◆ **Given exercise**:
Pick out every line below that contains the string "logo" and copy each one.

◆ **Input material**:
================================

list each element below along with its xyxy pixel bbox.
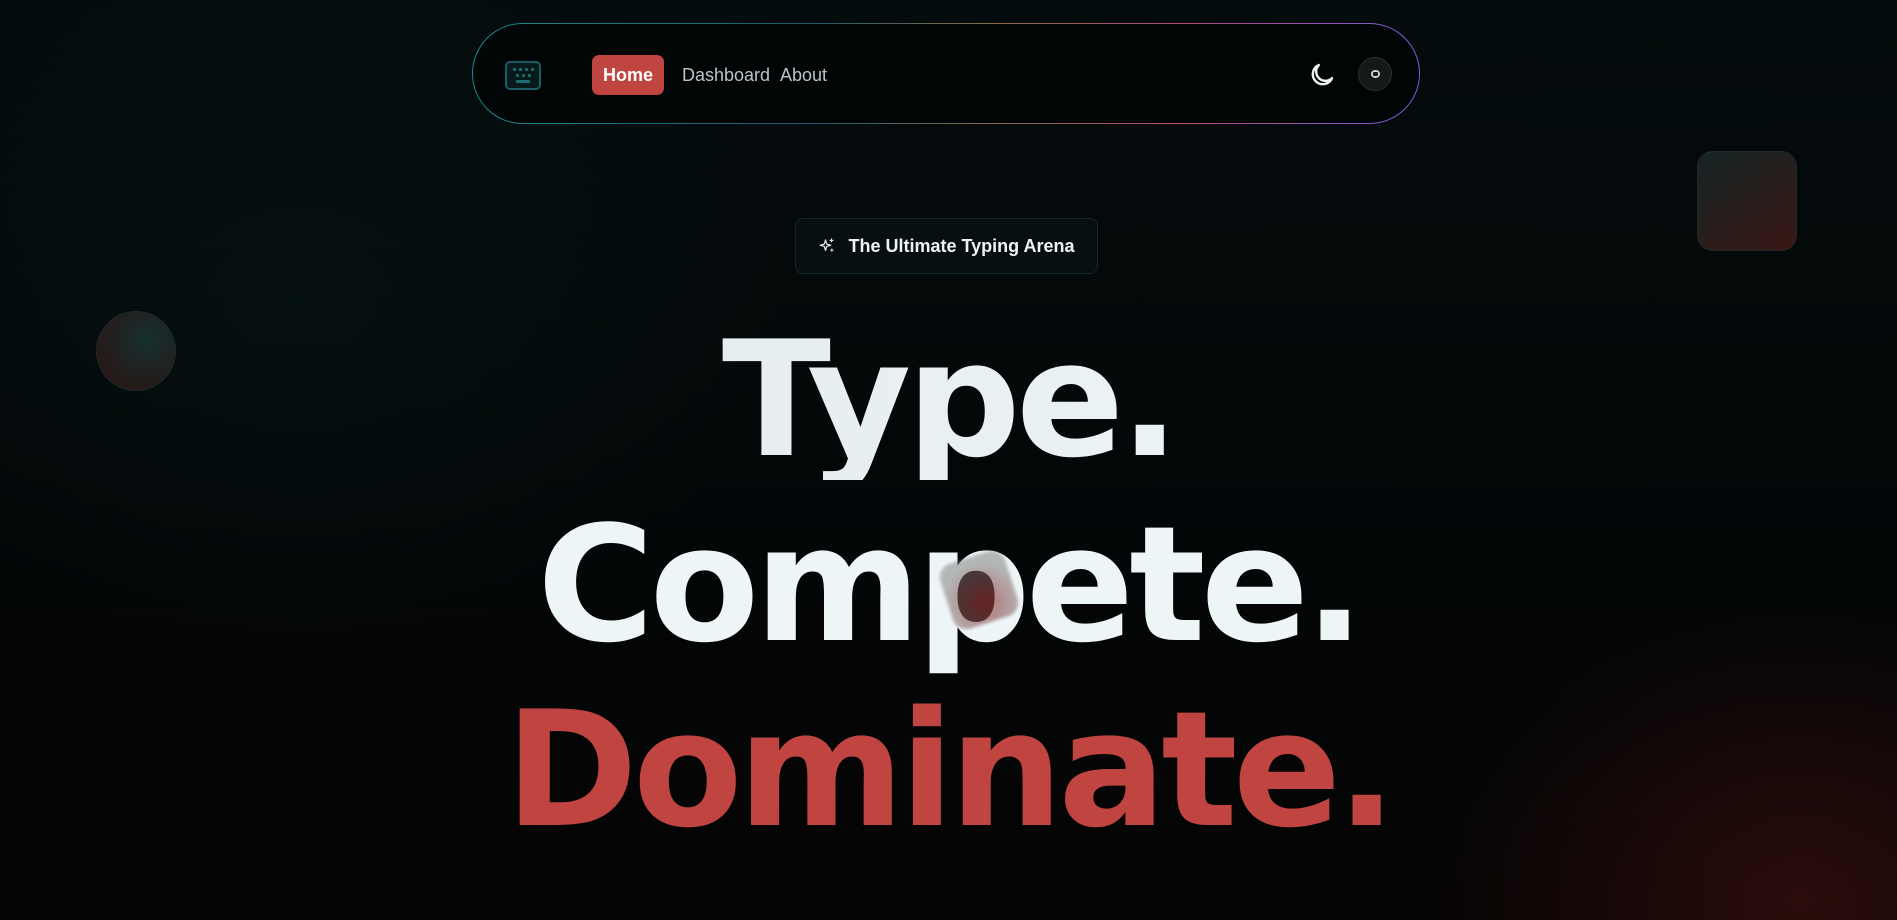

================================

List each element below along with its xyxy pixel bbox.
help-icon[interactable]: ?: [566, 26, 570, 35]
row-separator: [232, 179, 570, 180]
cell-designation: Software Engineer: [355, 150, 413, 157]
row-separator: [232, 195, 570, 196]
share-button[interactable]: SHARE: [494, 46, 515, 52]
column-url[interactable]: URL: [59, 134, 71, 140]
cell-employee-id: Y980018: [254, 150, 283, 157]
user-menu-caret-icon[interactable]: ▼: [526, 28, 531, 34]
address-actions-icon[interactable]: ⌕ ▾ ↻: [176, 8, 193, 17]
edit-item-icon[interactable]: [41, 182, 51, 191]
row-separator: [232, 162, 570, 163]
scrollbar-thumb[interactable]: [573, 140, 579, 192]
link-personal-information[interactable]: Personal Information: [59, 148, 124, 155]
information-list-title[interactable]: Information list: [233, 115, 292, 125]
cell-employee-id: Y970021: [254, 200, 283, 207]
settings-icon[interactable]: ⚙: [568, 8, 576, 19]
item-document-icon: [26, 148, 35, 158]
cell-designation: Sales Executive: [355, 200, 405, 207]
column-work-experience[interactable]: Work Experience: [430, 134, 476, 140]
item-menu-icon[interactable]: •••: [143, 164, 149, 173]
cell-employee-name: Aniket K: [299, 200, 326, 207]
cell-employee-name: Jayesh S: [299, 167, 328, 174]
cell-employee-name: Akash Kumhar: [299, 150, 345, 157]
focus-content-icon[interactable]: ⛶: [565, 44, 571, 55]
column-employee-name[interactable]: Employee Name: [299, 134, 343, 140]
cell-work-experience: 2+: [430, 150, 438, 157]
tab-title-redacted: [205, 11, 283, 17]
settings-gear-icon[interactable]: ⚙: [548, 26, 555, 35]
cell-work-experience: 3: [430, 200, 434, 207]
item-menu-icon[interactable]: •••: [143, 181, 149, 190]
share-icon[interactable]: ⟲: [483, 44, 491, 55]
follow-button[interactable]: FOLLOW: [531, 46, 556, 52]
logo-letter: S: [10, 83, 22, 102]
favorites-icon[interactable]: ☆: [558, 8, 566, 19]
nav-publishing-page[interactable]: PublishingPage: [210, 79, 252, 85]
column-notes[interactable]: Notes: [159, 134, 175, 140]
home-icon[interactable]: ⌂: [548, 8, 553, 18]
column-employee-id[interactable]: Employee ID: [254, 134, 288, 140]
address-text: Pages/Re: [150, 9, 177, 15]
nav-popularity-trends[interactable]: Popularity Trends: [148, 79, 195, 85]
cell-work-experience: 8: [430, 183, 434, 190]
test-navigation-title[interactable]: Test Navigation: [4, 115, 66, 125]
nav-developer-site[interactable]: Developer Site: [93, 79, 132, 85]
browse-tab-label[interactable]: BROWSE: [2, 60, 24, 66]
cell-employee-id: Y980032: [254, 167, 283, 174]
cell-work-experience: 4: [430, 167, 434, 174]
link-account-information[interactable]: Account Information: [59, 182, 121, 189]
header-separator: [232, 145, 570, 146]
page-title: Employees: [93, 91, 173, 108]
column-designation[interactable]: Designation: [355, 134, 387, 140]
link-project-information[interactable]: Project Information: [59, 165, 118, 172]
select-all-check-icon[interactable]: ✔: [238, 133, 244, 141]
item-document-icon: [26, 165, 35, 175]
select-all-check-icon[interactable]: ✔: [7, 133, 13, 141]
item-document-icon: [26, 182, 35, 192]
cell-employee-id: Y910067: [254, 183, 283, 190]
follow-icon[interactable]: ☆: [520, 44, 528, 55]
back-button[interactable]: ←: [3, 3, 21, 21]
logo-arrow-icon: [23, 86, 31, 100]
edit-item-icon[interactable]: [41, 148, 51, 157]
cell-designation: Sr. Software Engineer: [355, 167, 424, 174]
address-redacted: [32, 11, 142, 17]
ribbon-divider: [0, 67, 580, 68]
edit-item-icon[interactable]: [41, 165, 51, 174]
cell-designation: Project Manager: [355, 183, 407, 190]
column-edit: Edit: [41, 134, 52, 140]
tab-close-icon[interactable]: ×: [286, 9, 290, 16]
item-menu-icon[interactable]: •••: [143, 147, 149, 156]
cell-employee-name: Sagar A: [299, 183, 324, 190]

================================

◆ **Exercise result**:
logo-letter: S: [10, 83, 22, 102]
logo-arrow-icon: [23, 86, 31, 100]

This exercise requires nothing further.